Short exercise: Exactly repeat the full listing that follows.
--- Dataset entries ---
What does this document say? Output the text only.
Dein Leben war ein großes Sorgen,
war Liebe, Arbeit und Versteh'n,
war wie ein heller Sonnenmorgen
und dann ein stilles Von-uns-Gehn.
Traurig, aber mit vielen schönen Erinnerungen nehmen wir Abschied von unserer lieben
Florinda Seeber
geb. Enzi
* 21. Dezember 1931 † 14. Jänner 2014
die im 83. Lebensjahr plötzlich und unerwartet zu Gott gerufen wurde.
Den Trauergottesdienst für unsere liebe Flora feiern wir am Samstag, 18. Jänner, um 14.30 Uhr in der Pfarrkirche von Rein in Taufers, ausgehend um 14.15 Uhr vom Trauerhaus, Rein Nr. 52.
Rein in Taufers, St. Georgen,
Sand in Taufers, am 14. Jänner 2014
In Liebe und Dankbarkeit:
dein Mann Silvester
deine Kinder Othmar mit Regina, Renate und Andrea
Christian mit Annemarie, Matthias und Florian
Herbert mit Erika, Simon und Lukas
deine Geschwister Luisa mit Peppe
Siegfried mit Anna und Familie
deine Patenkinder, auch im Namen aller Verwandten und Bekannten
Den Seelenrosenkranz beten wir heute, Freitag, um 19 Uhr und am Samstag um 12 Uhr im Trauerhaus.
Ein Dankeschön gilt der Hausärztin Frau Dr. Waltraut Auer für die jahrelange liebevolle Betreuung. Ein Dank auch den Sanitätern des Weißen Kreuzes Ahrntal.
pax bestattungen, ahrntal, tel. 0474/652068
---
Written response:
What does this document say? Output the text only.
Dein Leben war ein großes Sorgen,
war Liebe, Arbeit und Versteh'n,
war wie ein heller Sonnenmorgen
und dann ein stilles Von-uns-Gehn.
Traurig, aber mit vielen schönen Erinnerungen nehmen wir Abschied von unserer lieben
Florinda Seeber
geb. Enzi
* 21. Dezember 1931 † 14. Jänner 2014
die im 83. Lebensjahr plötzlich und unerwartet zu Gott gerufen wurde.
Den Trauergottesdienst für unsere liebe Flora feiern wir am Samstag, 18. Jänner, um 14.30 Uhr in der Pfarrkirche von Rein in Taufers, ausgehend um 14.15 Uhr vom Trauerhaus, Rein Nr. 52.
Rein in Taufers, St. Georgen,
Sand in Taufers, am 14. Jänner 2014
In Liebe und Dankbarkeit:
dein Mann Silvester
deine Kinder Othmar mit Regina, Renate und Andrea
Christian mit Annemarie, Matthias und Florian
Herbert mit Erika, Simon und Lukas
deine Geschwister Luisa mit Peppe
Siegfried mit Anna und Familie
deine Patenkinder, auch im Namen aller Verwandten und Bekannten
Den Seelenrosenkranz beten wir heute, Freitag, um 19 Uhr und am Samstag um 12 Uhr im Trauerhaus.
Ein Dankeschön gilt der Hausärztin Frau Dr. Waltraut Auer für die jahrelange liebevolle Betreuung. Ein Dank auch den Sanitätern des Weißen Kreuzes Ahrntal.
pax bestattungen, ahrntal, tel. 0474/652068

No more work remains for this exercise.